§ WHAT NEEDS TO BE DONE
Write the records below out in full, character for character, with no pictures.

§ DATA FOR THIS EXERCISE

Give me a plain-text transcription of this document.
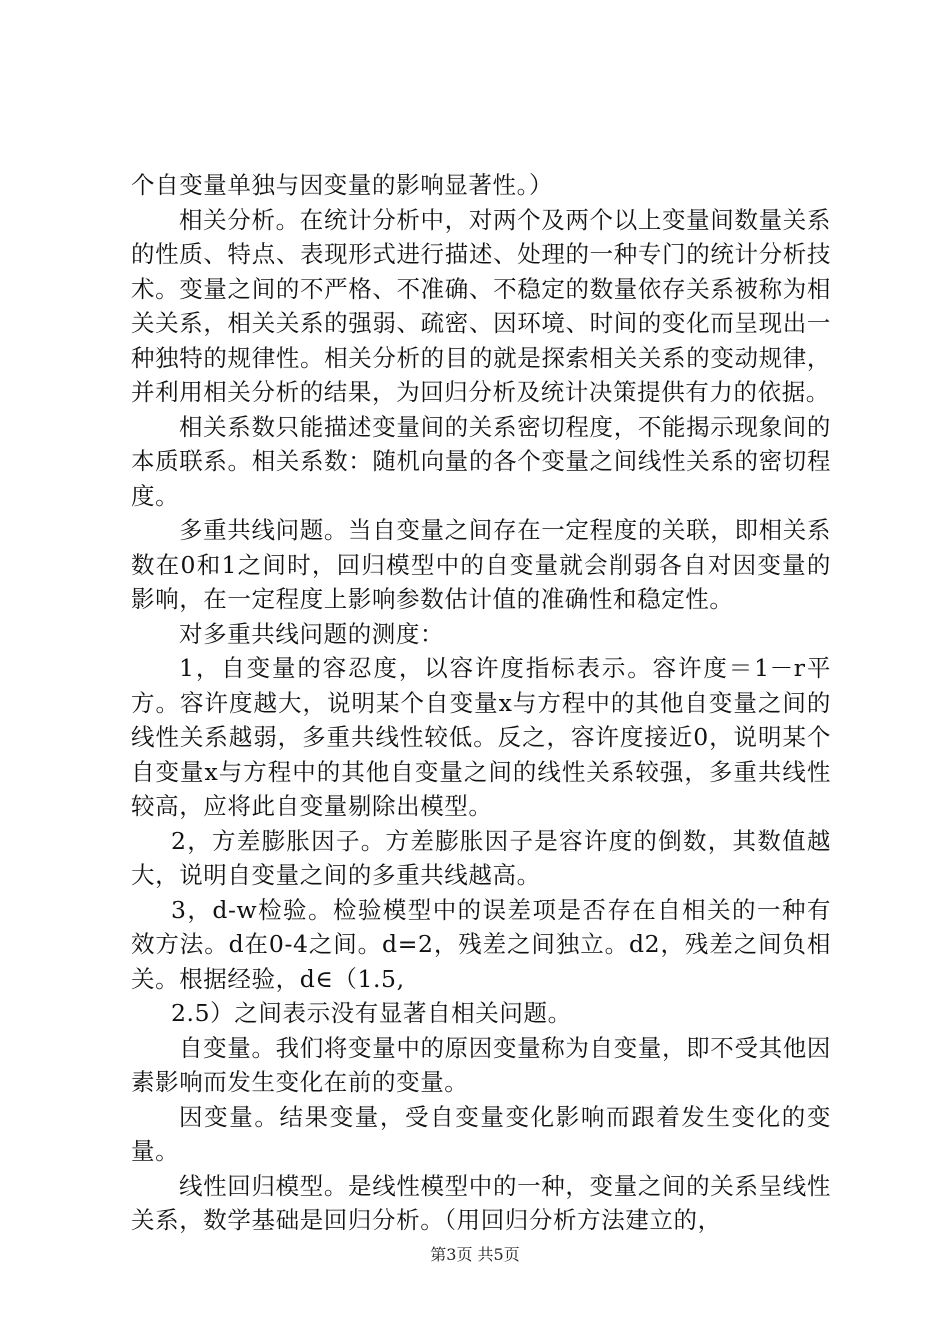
个自变量单独与因变量的影响显著性。）

相关分析。在统计分析中，对两个及两个以上变量间数量关系的性质、特点、表现形式进行描述、处理的一种专门的统计分析技术。变量之间的不严格、不准确、不稳定的数量依存关系被称为相关关系，相关关系的强弱、疏密、因环境、时间的变化而呈现出一种独特的规律性。相关分析的目的就是探索相关关系的变动规律，并利用相关分析的结果，为回归分析及统计决策提供有力的依据。

相关系数只能描述变量间的关系密切程度，不能揭示现象间的本质联系。相关系数：随机向量的各个变量之间线性关系的密切程度。

多重共线问题。当自变量之间存在一定程度的关联，即相关系数在0和1之间时，回归模型中的自变量就会削弱各自对因变量的影响，在一定程度上影响参数估计值的准确性和稳定性。

对多重共线问题的测度：

1，自变量的容忍度，以容许度指标表示。容许度＝1－r平方。容许度越大，说明某个自变量x与方程中的其他自变量之间的线性关系越弱，多重共线性较低。反之，容许度接近0，说明某个自变量x与方程中的其他自变量之间的线性关系较强，多重共线性较高，应将此自变量剔除出模型。

2，方差膨胀因子。方差膨胀因子是容许度的倒数，其数值越大，说明自变量之间的多重共线越高。

3，d-w检验。检验模型中的误差项是否存在自相关的一种有效方法。d在0-4之间。d=2，残差之间独立。d2，残差之间负相关。根据经验，d∈（1.5,

2.5）之间表示没有显著自相关问题。

自变量。我们将变量中的原因变量称为自变量，即不受其他因素影响而发生变化在前的变量。

因变量。结果变量，受自变量变化影响而跟着发生变化的变量。

线性回归模型。是线性模型中的一种，变量之间的关系呈线性关系，数学基础是回归分析。（用回归分析方法建立的，

第3页 共5页
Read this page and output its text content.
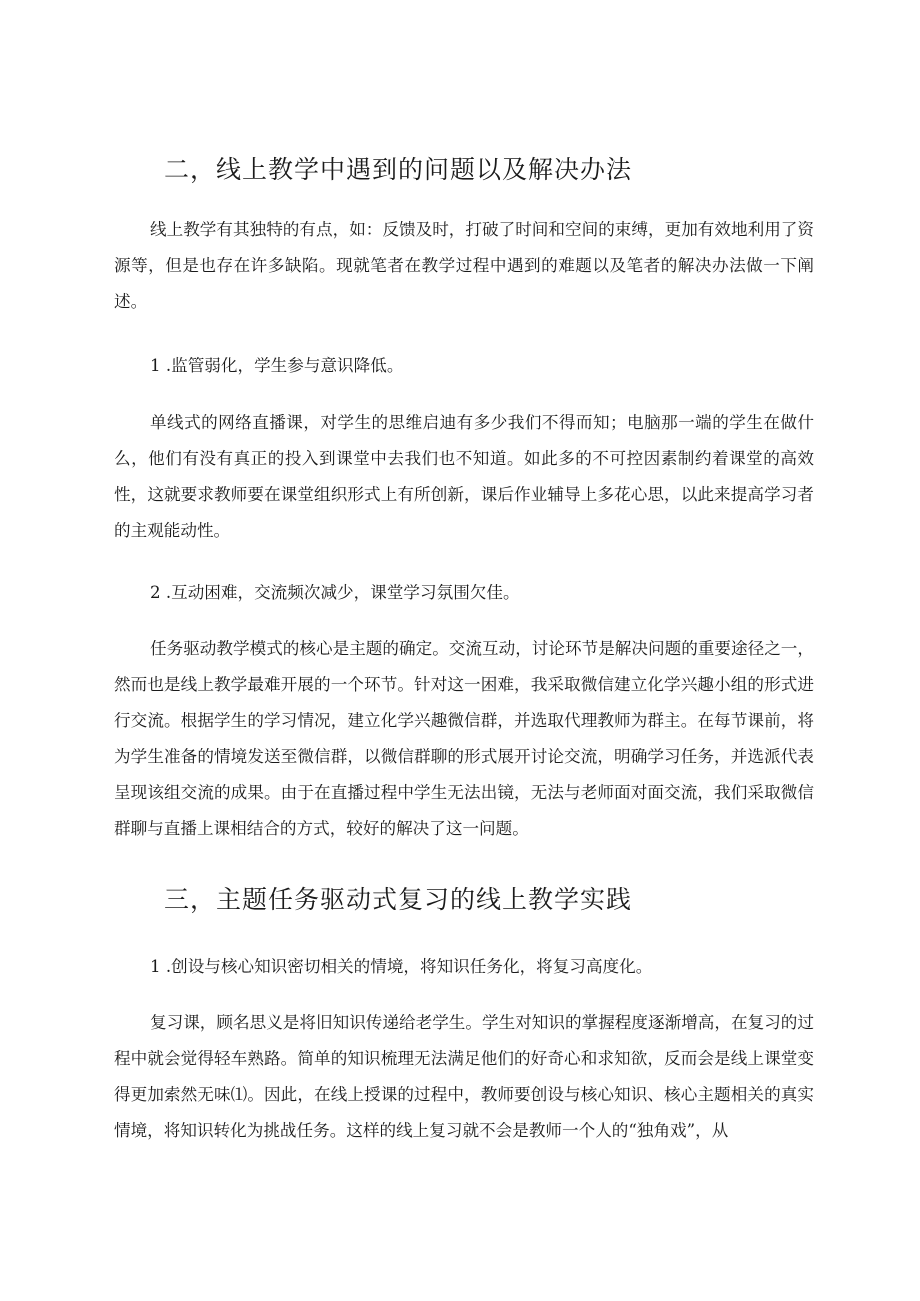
二，线上教学中遇到的问题以及解决办法

线上教学有其独特的有点，如：反馈及时，打破了时间和空间的束缚，更加有效地利用了资源等，但是也存在许多缺陷。现就笔者在教学过程中遇到的难题以及笔者的解决办法做一下阐述。

1 .监管弱化，学生参与意识降低。

单线式的网络直播课，对学生的思维启迪有多少我们不得而知；电脑那一端的学生在做什么，他们有没有真正的投入到课堂中去我们也不知道。如此多的不可控因素制约着课堂的高效性，这就要求教师要在课堂组织形式上有所创新，课后作业辅导上多花心思，以此来提高学习者的主观能动性。

2 .互动困难，交流频次减少，课堂学习氛围欠佳。

任务驱动教学模式的核心是主题的确定。交流互动，讨论环节是解决问题的重要途径之一，然而也是线上教学最难开展的一个环节。针对这一困难，我采取微信建立化学兴趣小组的形式进行交流。根据学生的学习情况，建立化学兴趣微信群，并选取代理教师为群主。在每节课前，将为学生准备的情境发送至微信群，以微信群聊的形式展开讨论交流，明确学习任务，并选派代表呈现该组交流的成果。由于在直播过程中学生无法出镜，无法与老师面对面交流，我们采取微信群聊与直播上课相结合的方式，较好的解决了这一问题。

三，主题任务驱动式复习的线上教学实践

1 .创设与核心知识密切相关的情境，将知识任务化，将复习高度化。

复习课，顾名思义是将旧知识传递给老学生。学生对知识的掌握程度逐渐增高，在复习的过程中就会觉得轻车熟路。简单的知识梳理无法满足他们的好奇心和求知欲，反而会是线上课堂变得更加索然无味⑴。因此，在线上授课的过程中，教师要创设与核心知识、核心主题相关的真实情境，将知识转化为挑战任务。这样的线上复习就不会是教师一个人的“独角戏”，从
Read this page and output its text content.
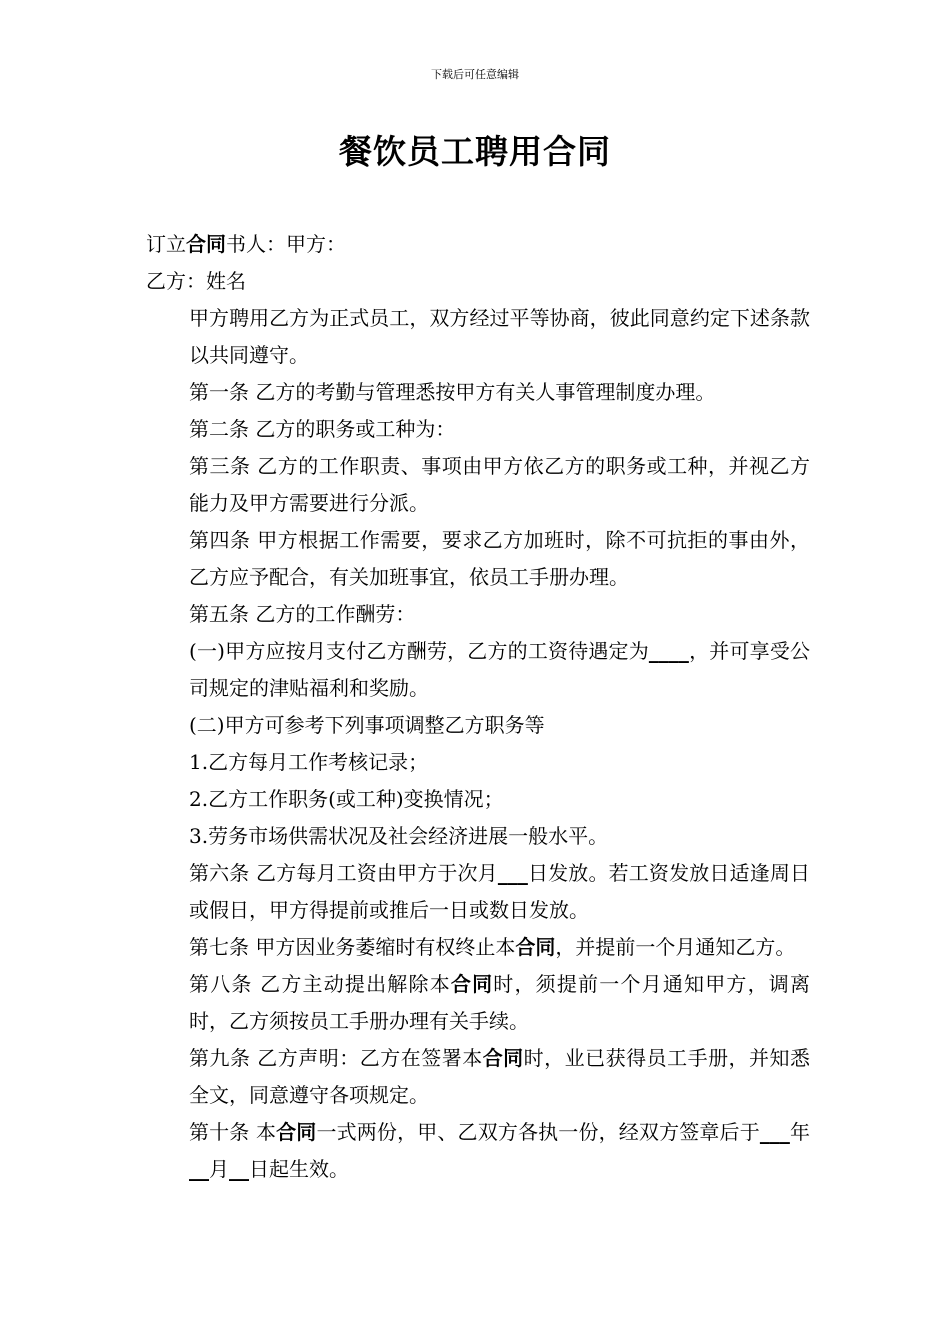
下载后可任意编辑
餐饮员工聘用合同

订立合同书人：甲方：

乙方：姓名

甲方聘用乙方为正式员工，双方经过平等协商，彼此同意约定下述条款以共同遵守。

第一条 乙方的考勤与管理悉按甲方有关人事管理制度办理。

第二条 乙方的职务或工种为：

第三条 乙方的工作职责、事项由甲方依乙方的职务或工种，并视乙方能力及甲方需要进行分派。

第四条 甲方根据工作需要，要求乙方加班时，除不可抗拒的事由外，乙方应予配合，有关加班事宜，依员工手册办理。

第五条 乙方的工作酬劳：

(一)甲方应按月支付乙方酬劳，乙方的工资待遇定为____，并可享受公司规定的津贴福利和奖励。

(二)甲方可参考下列事项调整乙方职务等

1.乙方每月工作考核记录；

2.乙方工作职务(或工种)变换情况；

3.劳务市场供需状况及社会经济进展一般水平。

第六条 乙方每月工资由甲方于次月___日发放。若工资发放日适逢周日或假日，甲方得提前或推后一日或数日发放。

第七条 甲方因业务萎缩时有权终止本合同，并提前一个月通知乙方。

第八条 乙方主动提出解除本合同时，须提前一个月通知甲方，调离时，乙方须按员工手册办理有关手续。

第九条 乙方声明：乙方在签署本合同时，业已获得员工手册，并知悉全文，同意遵守各项规定。

第十条 本合同一式两份，甲、乙双方各执一份，经双方签章后于___年__月__日起生效。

§ IN RESPONSE
Give me a plain-text transcription of this document.
个自变量单独与因变量的影响显著性。）

相关分析。在统计分析中，对两个及两个以上变量间数量关系的性质、特点、表现形式进行描述、处理的一种专门的统计分析技术。变量之间的不严格、不准确、不稳定的数量依存关系被称为相关关系，相关关系的强弱、疏密、因环境、时间的变化而呈现出一种独特的规律性。相关分析的目的就是探索相关关系的变动规律，并利用相关分析的结果，为回归分析及统计决策提供有力的依据。

相关系数只能描述变量间的关系密切程度，不能揭示现象间的本质联系。相关系数：随机向量的各个变量之间线性关系的密切程度。

多重共线问题。当自变量之间存在一定程度的关联，即相关系数在0和1之间时，回归模型中的自变量就会削弱各自对因变量的影响，在一定程度上影响参数估计值的准确性和稳定性。

对多重共线问题的测度：

1，自变量的容忍度，以容许度指标表示。容许度＝1－r平方。容许度越大，说明某个自变量x与方程中的其他自变量之间的线性关系越弱，多重共线性较低。反之，容许度接近0，说明某个自变量x与方程中的其他自变量之间的线性关系较强，多重共线性较高，应将此自变量剔除出模型。

2，方差膨胀因子。方差膨胀因子是容许度的倒数，其数值越大，说明自变量之间的多重共线越高。

3，d-w检验。检验模型中的误差项是否存在自相关的一种有效方法。d在0-4之间。d=2，残差之间独立。d2，残差之间负相关。根据经验，d∈（1.5,

2.5）之间表示没有显著自相关问题。

自变量。我们将变量中的原因变量称为自变量，即不受其他因素影响而发生变化在前的变量。

因变量。结果变量，受自变量变化影响而跟着发生变化的变量。

线性回归模型。是线性模型中的一种，变量之间的关系呈线性关系，数学基础是回归分析。（用回归分析方法建立的，

第3页 共5页
Read this page and output its text content.
二，线上教学中遇到的问题以及解决办法

线上教学有其独特的有点，如：反馈及时，打破了时间和空间的束缚，更加有效地利用了资源等，但是也存在许多缺陷。现就笔者在教学过程中遇到的难题以及笔者的解决办法做一下阐述。

1 .监管弱化，学生参与意识降低。

单线式的网络直播课，对学生的思维启迪有多少我们不得而知；电脑那一端的学生在做什么，他们有没有真正的投入到课堂中去我们也不知道。如此多的不可控因素制约着课堂的高效性，这就要求教师要在课堂组织形式上有所创新，课后作业辅导上多花心思，以此来提高学习者的主观能动性。

2 .互动困难，交流频次减少，课堂学习氛围欠佳。

任务驱动教学模式的核心是主题的确定。交流互动，讨论环节是解决问题的重要途径之一，然而也是线上教学最难开展的一个环节。针对这一困难，我采取微信建立化学兴趣小组的形式进行交流。根据学生的学习情况，建立化学兴趣微信群，并选取代理教师为群主。在每节课前，将为学生准备的情境发送至微信群，以微信群聊的形式展开讨论交流，明确学习任务，并选派代表呈现该组交流的成果。由于在直播过程中学生无法出镜，无法与老师面对面交流，我们采取微信群聊与直播上课相结合的方式，较好的解决了这一问题。

三，主题任务驱动式复习的线上教学实践

1 .创设与核心知识密切相关的情境，将知识任务化，将复习高度化。

复习课，顾名思义是将旧知识传递给老学生。学生对知识的掌握程度逐渐增高，在复习的过程中就会觉得轻车熟路。简单的知识梳理无法满足他们的好奇心和求知欲，反而会是线上课堂变得更加索然无味⑴。因此，在线上授课的过程中，教师要创设与核心知识、核心主题相关的真实情境，将知识转化为挑战任务。这样的线上复习就不会是教师一个人的“独角戏”，从
Read this page and output its text content.
下载后可任意编辑
餐饮员工聘用合同

订立合同书人：甲方：

乙方：姓名

甲方聘用乙方为正式员工，双方经过平等协商，彼此同意约定下述条款以共同遵守。

第一条 乙方的考勤与管理悉按甲方有关人事管理制度办理。

第二条 乙方的职务或工种为：

第三条 乙方的工作职责、事项由甲方依乙方的职务或工种，并视乙方能力及甲方需要进行分派。

第四条 甲方根据工作需要，要求乙方加班时，除不可抗拒的事由外，乙方应予配合，有关加班事宜，依员工手册办理。

第五条 乙方的工作酬劳：

(一)甲方应按月支付乙方酬劳，乙方的工资待遇定为____，并可享受公司规定的津贴福利和奖励。

(二)甲方可参考下列事项调整乙方职务等

1.乙方每月工作考核记录；

2.乙方工作职务(或工种)变换情况；

3.劳务市场供需状况及社会经济进展一般水平。

第六条 乙方每月工资由甲方于次月___日发放。若工资发放日适逢周日或假日，甲方得提前或推后一日或数日发放。

第七条 甲方因业务萎缩时有权终止本合同，并提前一个月通知乙方。

第八条 乙方主动提出解除本合同时，须提前一个月通知甲方，调离时，乙方须按员工手册办理有关手续。

第九条 乙方声明：乙方在签署本合同时，业已获得员工手册，并知悉全文，同意遵守各项规定。

第十条 本合同一式两份，甲、乙双方各执一份，经双方签章后于___年__月__日起生效。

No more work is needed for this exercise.